Brief: From the listing below, count the lines where the string "GmbH" occurs. Give the number, with no other words.

[Data entries]
....

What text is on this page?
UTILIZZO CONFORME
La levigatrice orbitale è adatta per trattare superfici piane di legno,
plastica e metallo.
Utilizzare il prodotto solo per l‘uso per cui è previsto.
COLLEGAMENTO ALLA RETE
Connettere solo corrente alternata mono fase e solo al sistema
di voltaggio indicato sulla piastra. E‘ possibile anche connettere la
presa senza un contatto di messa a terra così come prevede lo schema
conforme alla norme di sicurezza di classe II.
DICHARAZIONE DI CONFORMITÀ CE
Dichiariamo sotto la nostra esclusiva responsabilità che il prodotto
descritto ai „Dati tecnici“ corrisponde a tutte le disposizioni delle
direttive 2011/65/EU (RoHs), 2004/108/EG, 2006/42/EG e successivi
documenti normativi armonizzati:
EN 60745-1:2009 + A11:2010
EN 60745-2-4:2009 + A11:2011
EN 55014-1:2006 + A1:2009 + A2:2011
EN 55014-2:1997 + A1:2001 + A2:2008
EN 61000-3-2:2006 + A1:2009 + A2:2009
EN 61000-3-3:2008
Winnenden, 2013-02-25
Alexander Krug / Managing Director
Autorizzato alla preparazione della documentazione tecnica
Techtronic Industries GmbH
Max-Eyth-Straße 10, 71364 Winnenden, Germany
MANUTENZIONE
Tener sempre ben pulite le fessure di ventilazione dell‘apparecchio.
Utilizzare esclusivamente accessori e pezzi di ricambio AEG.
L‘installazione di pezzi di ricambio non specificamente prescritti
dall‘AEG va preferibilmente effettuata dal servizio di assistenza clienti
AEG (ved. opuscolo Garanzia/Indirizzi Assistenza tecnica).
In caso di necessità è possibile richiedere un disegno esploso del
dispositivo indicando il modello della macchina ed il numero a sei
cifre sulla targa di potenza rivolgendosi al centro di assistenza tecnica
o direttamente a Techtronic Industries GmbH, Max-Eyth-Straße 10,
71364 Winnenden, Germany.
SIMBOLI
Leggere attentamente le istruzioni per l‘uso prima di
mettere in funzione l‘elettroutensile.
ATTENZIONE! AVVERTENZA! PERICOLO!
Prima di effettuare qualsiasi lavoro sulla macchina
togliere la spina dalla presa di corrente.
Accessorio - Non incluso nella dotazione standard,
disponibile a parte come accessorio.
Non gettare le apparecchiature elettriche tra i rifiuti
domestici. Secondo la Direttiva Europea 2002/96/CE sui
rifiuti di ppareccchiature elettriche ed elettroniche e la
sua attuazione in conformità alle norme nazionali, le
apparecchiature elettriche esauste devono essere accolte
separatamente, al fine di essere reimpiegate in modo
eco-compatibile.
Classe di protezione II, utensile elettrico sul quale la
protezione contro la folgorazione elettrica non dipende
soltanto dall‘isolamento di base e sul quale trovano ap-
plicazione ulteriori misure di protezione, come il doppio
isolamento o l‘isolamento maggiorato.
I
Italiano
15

....

Complete response: 2